Copy each line exactly. Drop every picture.

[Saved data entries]
--- --- ---

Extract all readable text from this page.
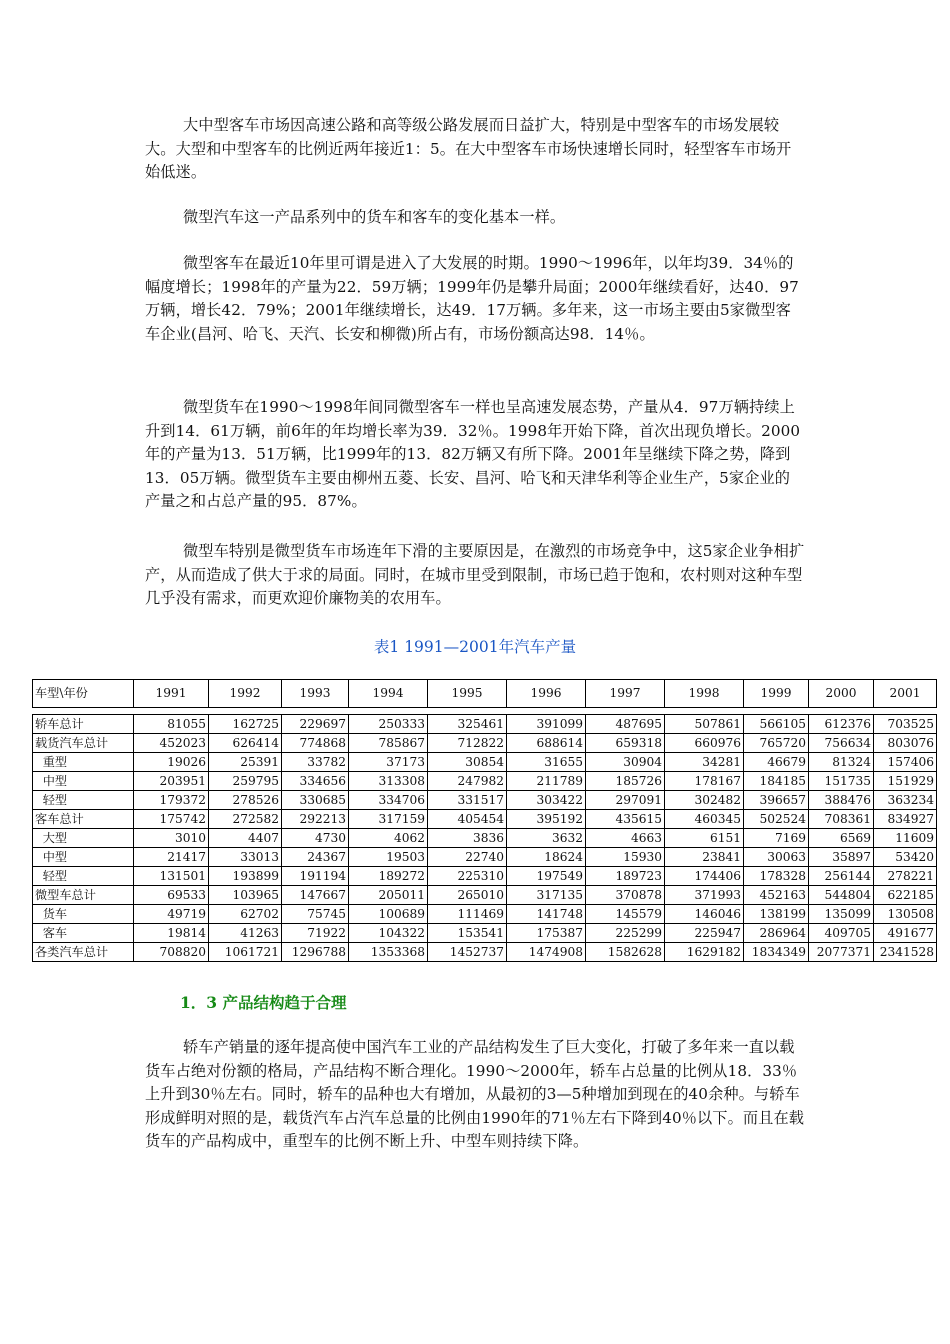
大中型客车市场因高速公路和高等级公路发展而日益扩大，特别是中型客车的市场发展较大。大型和中型客车的比例近两年接近1：5。在大中型客车市场快速增长同时，轻型客车市场开始低迷。

微型汽车这一产品系列中的货车和客车的变化基本一样。

微型客车在最近10年里可谓是进入了大发展的时期。1990～1996年，以年均39．34％的幅度增长；1998年的产量为22．59万辆；1999年仍是攀升局面；2000年继续看好，达40．97万辆，增长42．79%；2001年继续增长，达49．17万辆。多年来，这一市场主要由5家微型客车企业(昌河、哈飞、天汽、长安和柳微)所占有，市场份额高达98．14％。

微型货车在1990～1998年间同微型客车一样也呈高速发展态势，产量从4．97万辆持续上升到14．61万辆，前6年的年均增长率为39．32％。1998年开始下降，首次出现负增长。2000年的产量为13．51万辆，比1999年的13．82万辆又有所下降。2001年呈继续下降之势，降到13．05万辆。微型货车主要由柳州五菱、长安、昌河、哈飞和天津华利等企业生产，5家企业的产量之和占总产量的95．87%。

微型车特别是微型货车市场连年下滑的主要原因是，在激烈的市场竞争中，这5家企业争相扩产，从而造成了供大于求的局面。同时，在城市里受到限制，市场已趋于饱和，农村则对这种车型几乎没有需求，而更欢迎价廉物美的农用车。

表1 1991—2001年汽车产量
车型\年份	1991	1992	1993	1994	1995	1996	1997	1998	1999	2000	2001

轿车总计	81055	162725	229697	250333	325461	391099	487695	507861	566105	612376	703525
载货汽车总计	452023	626414	774868	785867	712822	688614	659318	660976	765720	756634	803076
重型	19026	25391	33782	37173	30854	31655	30904	34281	46679	81324	157406
中型	203951	259795	334656	313308	247982	211789	185726	178167	184185	151735	151929
轻型	179372	278526	330685	334706	331517	303422	297091	302482	396657	388476	363234
客车总计	175742	272582	292213	317159	405454	395192	435615	460345	502524	708361	834927
大型	3010	4407	4730	4062	3836	3632	4663	6151	7169	6569	11609
中型	21417	33013	24367	19503	22740	18624	15930	23841	30063	35897	53420
轻型	131501	193899	191194	189272	225310	197549	189723	174406	178328	256144	278221
微型车总计	69533	103965	147667	205011	265010	317135	370878	371993	452163	544804	622185
货车	49719	62702	75745	100689	111469	141748	145579	146046	138199	135099	130508
客车	19814	41263	71922	104322	153541	175387	225299	225947	286964	409705	491677
各类汽车总计	708820	1061721	1296788	1353368	1452737	1474908	1582628	1629182	1834349	2077371	2341528
1．3 产品结构趋于合理

轿车产销量的逐年提高使中国汽车工业的产品结构发生了巨大变化，打破了多年来一直以载货车占绝对份额的格局，产品结构不断合理化。1990～2000年，轿车占总量的比例从18．33％上升到30％左右。同时，轿车的品种也大有增加，从最初的3—5种增加到现在的40余种。与轿车形成鲜明对照的是，载货汽车占汽车总量的比例由1990年的71％左右下降到40％以下。而且在载货车的产品构成中，重型车的比例不断上升、中型车则持续下降。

--- --- ---

Result:
Extract all readable text from this page.
大中型客车市场因高速公路和高等级公路发展而日益扩大，特别是中型客车的市场发展较大。大型和中型客车的比例近两年接近1：5。在大中型客车市场快速增长同时，轻型客车市场开始低迷。

微型汽车这一产品系列中的货车和客车的变化基本一样。

微型客车在最近10年里可谓是进入了大发展的时期。1990～1996年，以年均39．34％的幅度增长；1998年的产量为22．59万辆；1999年仍是攀升局面；2000年继续看好，达40．97万辆，增长42．79%；2001年继续增长，达49．17万辆。多年来，这一市场主要由5家微型客车企业(昌河、哈飞、天汽、长安和柳微)所占有，市场份额高达98．14％。

微型货车在1990～1998年间同微型客车一样也呈高速发展态势，产量从4．97万辆持续上升到14．61万辆，前6年的年均增长率为39．32％。1998年开始下降，首次出现负增长。2000年的产量为13．51万辆，比1999年的13．82万辆又有所下降。2001年呈继续下降之势，降到13．05万辆。微型货车主要由柳州五菱、长安、昌河、哈飞和天津华利等企业生产，5家企业的产量之和占总产量的95．87%。

微型车特别是微型货车市场连年下滑的主要原因是，在激烈的市场竞争中，这5家企业争相扩产，从而造成了供大于求的局面。同时，在城市里受到限制，市场已趋于饱和，农村则对这种车型几乎没有需求，而更欢迎价廉物美的农用车。

表1 1991—2001年汽车产量
车型\年份	1991	1992	1993	1994	1995	1996	1997	1998	1999	2000	2001

轿车总计	81055	162725	229697	250333	325461	391099	487695	507861	566105	612376	703525
载货汽车总计	452023	626414	774868	785867	712822	688614	659318	660976	765720	756634	803076
重型	19026	25391	33782	37173	30854	31655	30904	34281	46679	81324	157406
中型	203951	259795	334656	313308	247982	211789	185726	178167	184185	151735	151929
轻型	179372	278526	330685	334706	331517	303422	297091	302482	396657	388476	363234
客车总计	175742	272582	292213	317159	405454	395192	435615	460345	502524	708361	834927
大型	3010	4407	4730	4062	3836	3632	4663	6151	7169	6569	11609
中型	21417	33013	24367	19503	22740	18624	15930	23841	30063	35897	53420
轻型	131501	193899	191194	189272	225310	197549	189723	174406	178328	256144	278221
微型车总计	69533	103965	147667	205011	265010	317135	370878	371993	452163	544804	622185
货车	49719	62702	75745	100689	111469	141748	145579	146046	138199	135099	130508
客车	19814	41263	71922	104322	153541	175387	225299	225947	286964	409705	491677
各类汽车总计	708820	1061721	1296788	1353368	1452737	1474908	1582628	1629182	1834349	2077371	2341528
1．3 产品结构趋于合理

轿车产销量的逐年提高使中国汽车工业的产品结构发生了巨大变化，打破了多年来一直以载货车占绝对份额的格局，产品结构不断合理化。1990～2000年，轿车占总量的比例从18．33％上升到30％左右。同时，轿车的品种也大有增加，从最初的3—5种增加到现在的40余种。与轿车形成鲜明对照的是，载货汽车占汽车总量的比例由1990年的71％左右下降到40％以下。而且在载货车的产品构成中，重型车的比例不断上升、中型车则持续下降。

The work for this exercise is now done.